▶
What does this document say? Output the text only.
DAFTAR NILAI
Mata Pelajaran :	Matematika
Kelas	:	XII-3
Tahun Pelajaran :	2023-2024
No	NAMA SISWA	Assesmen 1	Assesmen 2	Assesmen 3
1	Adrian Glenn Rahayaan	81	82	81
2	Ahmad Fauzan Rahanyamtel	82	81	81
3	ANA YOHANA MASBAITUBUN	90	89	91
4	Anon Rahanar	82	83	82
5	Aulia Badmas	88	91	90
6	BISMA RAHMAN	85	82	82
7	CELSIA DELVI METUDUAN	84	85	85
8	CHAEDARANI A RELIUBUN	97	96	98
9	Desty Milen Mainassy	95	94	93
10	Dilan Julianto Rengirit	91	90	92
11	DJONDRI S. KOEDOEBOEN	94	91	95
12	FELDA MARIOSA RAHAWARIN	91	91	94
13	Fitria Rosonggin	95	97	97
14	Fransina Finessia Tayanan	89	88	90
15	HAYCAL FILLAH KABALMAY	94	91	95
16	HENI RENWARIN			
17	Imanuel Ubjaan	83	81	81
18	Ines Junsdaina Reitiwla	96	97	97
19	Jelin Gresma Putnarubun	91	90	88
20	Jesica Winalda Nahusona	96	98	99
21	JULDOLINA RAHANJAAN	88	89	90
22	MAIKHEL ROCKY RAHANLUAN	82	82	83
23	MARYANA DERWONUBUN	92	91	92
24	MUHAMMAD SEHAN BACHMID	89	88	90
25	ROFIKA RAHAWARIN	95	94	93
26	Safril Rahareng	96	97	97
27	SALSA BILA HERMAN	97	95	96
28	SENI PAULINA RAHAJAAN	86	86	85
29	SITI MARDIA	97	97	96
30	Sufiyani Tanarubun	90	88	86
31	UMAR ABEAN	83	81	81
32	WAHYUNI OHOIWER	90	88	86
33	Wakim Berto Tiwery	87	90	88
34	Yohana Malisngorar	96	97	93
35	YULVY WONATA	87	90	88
◀
▶
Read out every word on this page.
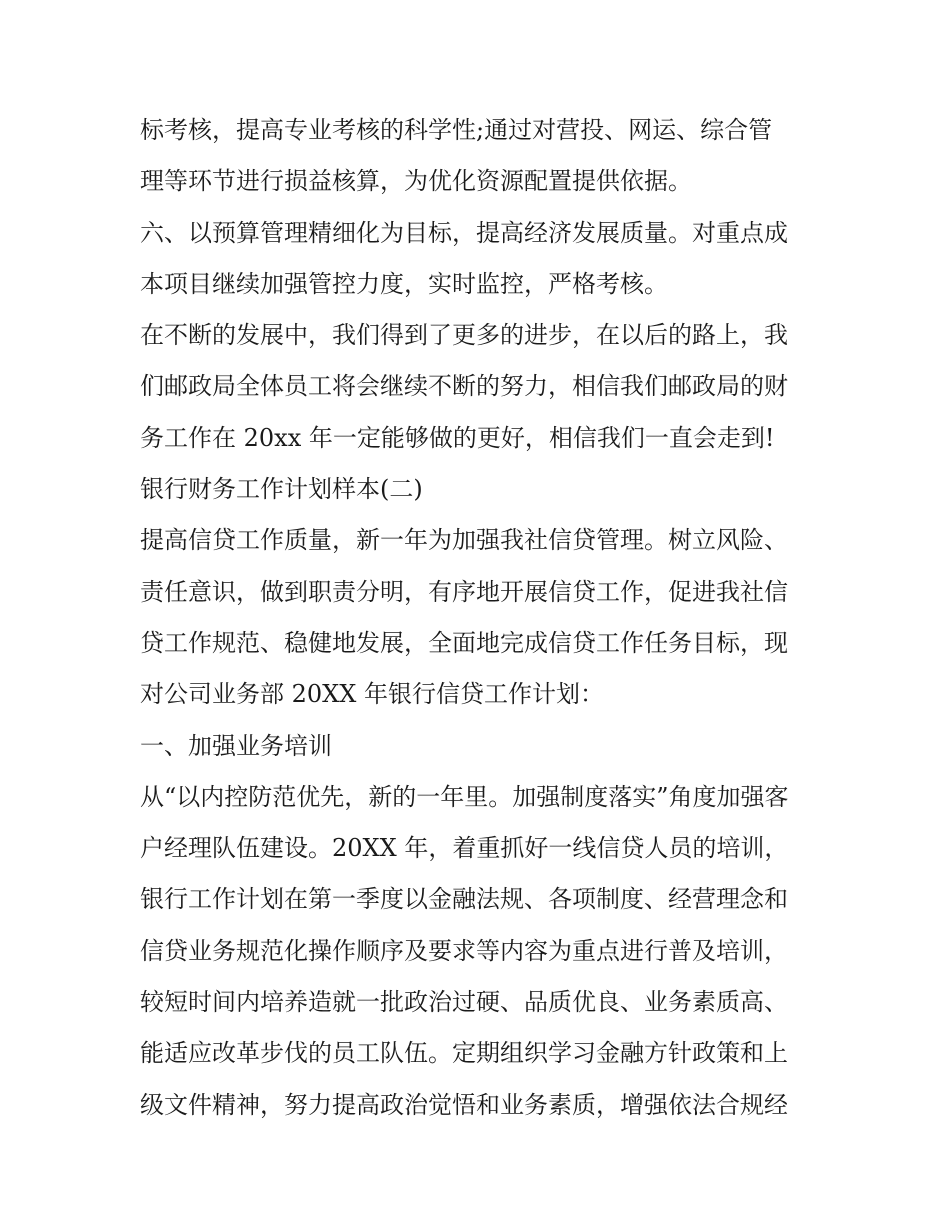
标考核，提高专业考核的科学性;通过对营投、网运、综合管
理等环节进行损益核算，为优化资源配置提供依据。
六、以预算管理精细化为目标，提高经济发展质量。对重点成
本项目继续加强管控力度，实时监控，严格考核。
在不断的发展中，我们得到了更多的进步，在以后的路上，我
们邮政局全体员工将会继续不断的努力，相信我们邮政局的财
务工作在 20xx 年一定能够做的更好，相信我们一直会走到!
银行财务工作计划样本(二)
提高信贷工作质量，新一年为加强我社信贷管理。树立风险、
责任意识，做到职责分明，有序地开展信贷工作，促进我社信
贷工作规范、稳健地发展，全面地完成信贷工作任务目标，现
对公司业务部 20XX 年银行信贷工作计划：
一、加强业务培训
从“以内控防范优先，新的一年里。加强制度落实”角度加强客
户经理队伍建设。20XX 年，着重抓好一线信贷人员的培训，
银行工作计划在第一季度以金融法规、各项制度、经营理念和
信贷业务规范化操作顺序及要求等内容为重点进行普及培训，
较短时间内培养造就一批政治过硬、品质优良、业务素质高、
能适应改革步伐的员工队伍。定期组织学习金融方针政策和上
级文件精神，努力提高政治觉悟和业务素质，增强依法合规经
◀
THE REQUEST: Identify each line in the records above that contains the word "this", and copy it out in full.

RESULT OF THE TASK:
What does this document say? Output the text only.
Read out every word on this page.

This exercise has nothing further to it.